EXERCISE TASK
Show each line that has the string "legend" in it.

_ _ _ _

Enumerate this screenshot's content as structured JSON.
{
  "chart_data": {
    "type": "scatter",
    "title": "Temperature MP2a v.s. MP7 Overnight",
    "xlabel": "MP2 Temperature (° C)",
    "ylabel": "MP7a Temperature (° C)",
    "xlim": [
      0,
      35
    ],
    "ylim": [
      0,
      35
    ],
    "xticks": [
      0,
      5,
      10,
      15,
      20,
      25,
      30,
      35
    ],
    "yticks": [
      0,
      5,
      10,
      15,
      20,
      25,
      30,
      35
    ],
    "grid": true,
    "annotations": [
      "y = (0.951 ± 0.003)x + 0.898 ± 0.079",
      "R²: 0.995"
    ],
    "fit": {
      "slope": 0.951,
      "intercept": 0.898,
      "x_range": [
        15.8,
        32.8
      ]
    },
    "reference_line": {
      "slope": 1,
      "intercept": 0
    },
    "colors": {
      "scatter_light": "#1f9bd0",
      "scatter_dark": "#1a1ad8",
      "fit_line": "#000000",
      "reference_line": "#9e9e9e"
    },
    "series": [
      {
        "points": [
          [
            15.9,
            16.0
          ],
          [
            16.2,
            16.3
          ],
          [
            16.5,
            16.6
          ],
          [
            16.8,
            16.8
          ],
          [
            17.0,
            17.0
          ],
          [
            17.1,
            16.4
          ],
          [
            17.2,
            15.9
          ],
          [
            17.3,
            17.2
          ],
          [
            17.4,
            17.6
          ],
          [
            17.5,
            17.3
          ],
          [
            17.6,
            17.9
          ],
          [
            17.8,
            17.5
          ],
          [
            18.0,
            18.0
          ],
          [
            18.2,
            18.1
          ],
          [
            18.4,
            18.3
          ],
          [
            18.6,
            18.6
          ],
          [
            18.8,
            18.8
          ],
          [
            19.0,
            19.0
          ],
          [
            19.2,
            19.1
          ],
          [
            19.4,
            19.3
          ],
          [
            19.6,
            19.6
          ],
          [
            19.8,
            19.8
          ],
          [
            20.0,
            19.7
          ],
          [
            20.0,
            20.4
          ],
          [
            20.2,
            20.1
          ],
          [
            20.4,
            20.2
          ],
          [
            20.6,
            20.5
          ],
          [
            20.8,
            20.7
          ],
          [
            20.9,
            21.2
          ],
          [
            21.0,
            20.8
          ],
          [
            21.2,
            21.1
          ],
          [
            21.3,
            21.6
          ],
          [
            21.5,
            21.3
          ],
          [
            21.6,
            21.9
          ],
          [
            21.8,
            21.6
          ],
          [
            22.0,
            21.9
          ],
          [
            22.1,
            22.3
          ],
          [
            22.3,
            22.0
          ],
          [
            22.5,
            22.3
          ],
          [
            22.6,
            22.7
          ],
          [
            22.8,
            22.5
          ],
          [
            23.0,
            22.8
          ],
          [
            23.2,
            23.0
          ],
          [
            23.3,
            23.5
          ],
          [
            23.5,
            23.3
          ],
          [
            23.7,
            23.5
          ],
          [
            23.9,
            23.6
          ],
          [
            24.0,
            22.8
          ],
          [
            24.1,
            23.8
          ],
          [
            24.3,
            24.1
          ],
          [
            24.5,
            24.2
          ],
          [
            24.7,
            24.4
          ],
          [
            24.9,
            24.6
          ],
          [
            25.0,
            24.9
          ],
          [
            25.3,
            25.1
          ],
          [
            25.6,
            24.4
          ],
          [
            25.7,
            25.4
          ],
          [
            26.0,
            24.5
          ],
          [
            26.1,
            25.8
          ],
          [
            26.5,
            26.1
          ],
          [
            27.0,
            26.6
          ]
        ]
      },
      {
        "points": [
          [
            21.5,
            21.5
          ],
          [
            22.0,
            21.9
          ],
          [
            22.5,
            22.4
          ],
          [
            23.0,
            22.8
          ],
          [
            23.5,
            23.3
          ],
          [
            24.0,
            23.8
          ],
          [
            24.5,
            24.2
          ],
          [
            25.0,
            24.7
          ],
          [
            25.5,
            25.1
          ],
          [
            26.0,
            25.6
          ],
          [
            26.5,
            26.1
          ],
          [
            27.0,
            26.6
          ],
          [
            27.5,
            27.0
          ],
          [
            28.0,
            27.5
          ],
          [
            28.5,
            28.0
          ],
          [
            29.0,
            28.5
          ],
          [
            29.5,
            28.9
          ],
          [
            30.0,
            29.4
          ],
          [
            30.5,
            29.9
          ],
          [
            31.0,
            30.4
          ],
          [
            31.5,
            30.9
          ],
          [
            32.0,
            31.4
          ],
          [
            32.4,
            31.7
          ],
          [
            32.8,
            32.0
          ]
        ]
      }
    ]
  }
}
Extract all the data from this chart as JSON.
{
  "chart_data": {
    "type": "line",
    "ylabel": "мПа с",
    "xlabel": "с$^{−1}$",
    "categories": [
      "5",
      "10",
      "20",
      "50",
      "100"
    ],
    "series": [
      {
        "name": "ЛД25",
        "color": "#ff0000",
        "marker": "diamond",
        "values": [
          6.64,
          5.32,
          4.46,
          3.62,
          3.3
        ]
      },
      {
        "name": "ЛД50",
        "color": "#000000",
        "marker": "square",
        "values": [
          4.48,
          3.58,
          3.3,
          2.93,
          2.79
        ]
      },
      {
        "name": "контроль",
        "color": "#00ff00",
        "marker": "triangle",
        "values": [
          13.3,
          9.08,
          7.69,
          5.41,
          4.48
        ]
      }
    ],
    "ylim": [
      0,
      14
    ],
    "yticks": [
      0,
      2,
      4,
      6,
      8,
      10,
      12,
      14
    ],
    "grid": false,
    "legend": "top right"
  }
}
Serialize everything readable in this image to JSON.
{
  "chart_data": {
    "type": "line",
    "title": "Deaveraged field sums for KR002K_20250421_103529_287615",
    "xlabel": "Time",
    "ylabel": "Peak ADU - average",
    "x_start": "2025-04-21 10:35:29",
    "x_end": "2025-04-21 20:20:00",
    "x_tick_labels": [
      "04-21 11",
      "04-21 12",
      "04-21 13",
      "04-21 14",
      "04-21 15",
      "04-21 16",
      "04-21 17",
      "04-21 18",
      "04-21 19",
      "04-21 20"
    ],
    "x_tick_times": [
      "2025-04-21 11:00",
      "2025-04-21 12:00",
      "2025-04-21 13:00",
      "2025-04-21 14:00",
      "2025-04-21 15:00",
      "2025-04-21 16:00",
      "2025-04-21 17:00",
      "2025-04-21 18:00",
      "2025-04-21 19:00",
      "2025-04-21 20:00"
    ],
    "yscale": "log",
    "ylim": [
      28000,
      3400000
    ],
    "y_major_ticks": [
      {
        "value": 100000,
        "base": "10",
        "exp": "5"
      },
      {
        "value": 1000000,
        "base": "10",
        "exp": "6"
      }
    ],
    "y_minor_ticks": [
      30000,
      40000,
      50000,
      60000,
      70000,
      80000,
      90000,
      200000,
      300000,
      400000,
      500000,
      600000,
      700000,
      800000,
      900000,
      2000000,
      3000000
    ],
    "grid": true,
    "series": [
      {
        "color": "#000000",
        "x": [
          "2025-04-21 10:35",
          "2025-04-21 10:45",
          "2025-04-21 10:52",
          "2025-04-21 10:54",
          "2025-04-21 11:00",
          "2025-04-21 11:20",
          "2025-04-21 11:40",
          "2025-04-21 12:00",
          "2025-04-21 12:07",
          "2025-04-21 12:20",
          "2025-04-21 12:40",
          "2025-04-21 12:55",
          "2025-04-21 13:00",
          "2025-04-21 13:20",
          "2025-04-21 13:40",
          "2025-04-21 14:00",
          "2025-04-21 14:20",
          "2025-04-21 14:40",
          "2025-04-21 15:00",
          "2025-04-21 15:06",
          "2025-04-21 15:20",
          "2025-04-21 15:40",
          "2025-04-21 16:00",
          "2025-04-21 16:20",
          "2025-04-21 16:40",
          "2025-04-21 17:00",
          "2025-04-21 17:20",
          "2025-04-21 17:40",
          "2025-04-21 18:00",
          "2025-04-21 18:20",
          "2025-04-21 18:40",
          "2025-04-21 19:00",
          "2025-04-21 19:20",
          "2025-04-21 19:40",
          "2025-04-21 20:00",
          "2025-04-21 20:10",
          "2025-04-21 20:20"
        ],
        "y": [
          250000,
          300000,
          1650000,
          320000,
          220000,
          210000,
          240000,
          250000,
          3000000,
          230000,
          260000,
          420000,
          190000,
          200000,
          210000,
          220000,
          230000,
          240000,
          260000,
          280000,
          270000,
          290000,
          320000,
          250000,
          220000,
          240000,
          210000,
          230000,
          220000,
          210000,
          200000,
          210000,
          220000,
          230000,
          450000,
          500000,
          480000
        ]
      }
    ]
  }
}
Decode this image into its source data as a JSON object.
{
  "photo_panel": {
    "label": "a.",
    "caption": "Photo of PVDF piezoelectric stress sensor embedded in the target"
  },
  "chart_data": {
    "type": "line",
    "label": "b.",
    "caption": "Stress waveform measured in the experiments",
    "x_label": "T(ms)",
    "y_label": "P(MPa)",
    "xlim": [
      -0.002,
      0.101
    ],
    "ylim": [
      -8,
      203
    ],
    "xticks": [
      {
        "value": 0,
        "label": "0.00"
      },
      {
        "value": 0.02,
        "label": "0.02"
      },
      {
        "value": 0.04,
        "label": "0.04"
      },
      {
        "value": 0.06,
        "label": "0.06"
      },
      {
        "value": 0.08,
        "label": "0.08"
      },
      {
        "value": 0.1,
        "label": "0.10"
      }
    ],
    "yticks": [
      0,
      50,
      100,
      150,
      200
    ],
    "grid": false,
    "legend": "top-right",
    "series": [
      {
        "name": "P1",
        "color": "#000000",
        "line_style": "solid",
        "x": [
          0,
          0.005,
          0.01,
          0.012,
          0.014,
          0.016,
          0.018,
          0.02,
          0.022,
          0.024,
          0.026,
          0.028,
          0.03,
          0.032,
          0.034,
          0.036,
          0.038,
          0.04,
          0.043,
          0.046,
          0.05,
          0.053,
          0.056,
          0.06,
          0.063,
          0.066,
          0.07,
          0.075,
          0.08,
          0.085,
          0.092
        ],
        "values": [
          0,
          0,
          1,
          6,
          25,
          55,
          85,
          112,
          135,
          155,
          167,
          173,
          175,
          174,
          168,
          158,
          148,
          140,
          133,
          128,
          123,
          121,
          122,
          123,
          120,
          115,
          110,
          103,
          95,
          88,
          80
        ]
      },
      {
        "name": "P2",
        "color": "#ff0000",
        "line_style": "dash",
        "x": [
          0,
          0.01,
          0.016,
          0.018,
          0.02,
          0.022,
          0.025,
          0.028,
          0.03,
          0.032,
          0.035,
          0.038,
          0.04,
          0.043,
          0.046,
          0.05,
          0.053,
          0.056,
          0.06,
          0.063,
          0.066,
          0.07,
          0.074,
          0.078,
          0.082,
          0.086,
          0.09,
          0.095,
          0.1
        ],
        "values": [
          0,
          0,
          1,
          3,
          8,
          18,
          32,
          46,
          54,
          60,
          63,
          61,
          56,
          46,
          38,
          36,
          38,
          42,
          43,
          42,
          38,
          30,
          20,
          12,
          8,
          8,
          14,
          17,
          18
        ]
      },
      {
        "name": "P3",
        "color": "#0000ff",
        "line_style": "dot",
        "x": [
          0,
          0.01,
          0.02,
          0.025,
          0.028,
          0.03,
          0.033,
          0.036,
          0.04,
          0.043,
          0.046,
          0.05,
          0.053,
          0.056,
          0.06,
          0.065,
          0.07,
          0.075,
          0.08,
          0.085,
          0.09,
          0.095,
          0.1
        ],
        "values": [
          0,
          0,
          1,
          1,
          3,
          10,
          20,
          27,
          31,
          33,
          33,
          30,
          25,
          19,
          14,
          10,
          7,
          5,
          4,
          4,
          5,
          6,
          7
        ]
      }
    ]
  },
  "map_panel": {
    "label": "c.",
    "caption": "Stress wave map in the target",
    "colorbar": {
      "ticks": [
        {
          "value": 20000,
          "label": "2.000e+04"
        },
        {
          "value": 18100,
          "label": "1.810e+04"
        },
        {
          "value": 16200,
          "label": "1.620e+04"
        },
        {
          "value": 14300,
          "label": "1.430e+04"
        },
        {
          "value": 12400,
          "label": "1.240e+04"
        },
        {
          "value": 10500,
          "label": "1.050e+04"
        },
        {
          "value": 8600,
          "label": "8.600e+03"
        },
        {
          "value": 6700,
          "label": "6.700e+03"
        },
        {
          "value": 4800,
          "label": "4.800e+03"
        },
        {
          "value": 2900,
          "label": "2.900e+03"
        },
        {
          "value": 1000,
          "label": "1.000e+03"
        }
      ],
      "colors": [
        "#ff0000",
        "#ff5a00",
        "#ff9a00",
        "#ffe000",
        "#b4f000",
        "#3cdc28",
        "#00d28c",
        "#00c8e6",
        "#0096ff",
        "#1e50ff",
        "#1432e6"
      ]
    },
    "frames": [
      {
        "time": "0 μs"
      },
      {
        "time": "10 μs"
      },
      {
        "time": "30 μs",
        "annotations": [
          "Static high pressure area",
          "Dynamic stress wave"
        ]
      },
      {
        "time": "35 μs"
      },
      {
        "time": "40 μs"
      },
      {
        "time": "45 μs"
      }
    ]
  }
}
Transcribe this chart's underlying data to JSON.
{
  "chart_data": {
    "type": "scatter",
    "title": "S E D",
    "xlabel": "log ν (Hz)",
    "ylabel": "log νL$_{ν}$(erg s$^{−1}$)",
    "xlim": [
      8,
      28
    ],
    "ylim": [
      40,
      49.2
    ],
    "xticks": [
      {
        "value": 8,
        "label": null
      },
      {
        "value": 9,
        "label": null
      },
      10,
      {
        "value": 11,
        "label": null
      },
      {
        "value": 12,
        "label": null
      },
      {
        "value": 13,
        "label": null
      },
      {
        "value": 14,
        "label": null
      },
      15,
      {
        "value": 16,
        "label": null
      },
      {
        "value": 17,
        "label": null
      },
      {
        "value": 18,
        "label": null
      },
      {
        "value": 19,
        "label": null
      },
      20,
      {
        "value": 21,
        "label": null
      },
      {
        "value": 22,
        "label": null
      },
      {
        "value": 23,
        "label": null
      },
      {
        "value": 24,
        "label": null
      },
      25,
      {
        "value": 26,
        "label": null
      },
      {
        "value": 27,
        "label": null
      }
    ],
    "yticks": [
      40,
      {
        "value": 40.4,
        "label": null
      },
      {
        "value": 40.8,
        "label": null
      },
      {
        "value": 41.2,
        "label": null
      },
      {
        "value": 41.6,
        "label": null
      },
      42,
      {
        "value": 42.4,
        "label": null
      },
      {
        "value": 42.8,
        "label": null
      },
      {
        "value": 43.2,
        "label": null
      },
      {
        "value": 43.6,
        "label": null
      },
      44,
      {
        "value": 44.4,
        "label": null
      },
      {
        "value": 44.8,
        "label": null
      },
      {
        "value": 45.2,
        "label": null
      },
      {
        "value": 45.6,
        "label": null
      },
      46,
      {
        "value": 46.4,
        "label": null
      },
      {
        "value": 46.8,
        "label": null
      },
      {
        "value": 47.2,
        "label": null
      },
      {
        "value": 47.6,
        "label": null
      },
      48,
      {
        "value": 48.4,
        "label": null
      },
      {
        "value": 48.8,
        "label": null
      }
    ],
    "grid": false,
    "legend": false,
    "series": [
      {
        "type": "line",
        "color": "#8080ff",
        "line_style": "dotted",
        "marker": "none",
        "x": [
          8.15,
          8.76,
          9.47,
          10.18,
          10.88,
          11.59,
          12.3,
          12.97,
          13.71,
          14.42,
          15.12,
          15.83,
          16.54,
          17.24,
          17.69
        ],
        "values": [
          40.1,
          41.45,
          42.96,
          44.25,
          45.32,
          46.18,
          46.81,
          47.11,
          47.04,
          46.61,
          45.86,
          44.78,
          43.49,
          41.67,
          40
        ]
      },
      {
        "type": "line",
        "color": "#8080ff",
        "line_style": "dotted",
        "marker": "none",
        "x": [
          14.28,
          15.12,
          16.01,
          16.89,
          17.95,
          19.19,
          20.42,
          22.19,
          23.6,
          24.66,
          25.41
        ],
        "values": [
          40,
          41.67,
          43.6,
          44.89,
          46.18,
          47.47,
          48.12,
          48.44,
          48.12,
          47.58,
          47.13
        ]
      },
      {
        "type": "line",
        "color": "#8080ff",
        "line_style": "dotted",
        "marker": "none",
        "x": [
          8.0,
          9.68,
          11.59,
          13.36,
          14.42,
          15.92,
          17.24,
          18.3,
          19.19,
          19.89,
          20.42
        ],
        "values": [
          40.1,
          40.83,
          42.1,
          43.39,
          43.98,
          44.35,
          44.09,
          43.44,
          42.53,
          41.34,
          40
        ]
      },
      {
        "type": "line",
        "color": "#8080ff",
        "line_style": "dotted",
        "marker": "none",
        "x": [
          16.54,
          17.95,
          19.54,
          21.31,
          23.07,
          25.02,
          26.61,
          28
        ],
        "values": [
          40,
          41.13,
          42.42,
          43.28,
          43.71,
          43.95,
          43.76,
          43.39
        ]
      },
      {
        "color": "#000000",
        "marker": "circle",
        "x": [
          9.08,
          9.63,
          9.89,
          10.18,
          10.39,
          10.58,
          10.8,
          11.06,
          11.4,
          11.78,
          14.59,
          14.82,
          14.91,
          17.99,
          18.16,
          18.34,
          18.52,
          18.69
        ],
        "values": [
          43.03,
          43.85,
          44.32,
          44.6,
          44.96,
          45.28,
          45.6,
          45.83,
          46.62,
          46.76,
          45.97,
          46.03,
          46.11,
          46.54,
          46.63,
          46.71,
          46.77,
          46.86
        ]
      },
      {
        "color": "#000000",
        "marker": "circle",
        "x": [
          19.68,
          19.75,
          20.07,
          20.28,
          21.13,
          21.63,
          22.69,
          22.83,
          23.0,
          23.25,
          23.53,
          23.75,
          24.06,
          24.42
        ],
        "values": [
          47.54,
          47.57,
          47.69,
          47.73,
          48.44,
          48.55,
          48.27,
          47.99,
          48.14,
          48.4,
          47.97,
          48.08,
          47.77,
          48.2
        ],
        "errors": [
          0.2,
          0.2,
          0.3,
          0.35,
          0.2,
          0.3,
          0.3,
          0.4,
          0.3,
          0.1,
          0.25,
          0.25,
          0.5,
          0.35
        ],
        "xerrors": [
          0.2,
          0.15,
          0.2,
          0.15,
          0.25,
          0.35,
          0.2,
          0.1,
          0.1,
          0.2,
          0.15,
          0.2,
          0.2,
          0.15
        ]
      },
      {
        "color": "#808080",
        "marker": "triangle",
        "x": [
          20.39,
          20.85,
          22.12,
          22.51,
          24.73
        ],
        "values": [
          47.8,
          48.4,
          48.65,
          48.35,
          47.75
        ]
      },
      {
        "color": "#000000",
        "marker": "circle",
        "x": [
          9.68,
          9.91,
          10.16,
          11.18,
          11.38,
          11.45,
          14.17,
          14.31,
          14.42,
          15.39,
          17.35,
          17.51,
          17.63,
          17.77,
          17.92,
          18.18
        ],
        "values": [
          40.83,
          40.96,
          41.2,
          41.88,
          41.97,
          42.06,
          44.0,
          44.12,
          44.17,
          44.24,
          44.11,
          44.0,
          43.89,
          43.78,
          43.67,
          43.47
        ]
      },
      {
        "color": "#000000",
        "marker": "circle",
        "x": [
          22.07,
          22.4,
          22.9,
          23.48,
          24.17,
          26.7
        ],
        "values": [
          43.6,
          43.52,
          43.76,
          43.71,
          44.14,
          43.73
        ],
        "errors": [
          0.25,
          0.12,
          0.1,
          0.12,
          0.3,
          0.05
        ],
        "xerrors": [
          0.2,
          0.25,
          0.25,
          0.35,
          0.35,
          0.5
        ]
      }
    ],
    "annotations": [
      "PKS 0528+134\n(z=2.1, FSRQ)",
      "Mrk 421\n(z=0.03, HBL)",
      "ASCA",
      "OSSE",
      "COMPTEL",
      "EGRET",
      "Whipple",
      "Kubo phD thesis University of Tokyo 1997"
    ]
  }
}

_ _ _ _

ANSWER FOR THE TASK
    "legend": "top right"
    "legend": "top-right",
    "legend": false,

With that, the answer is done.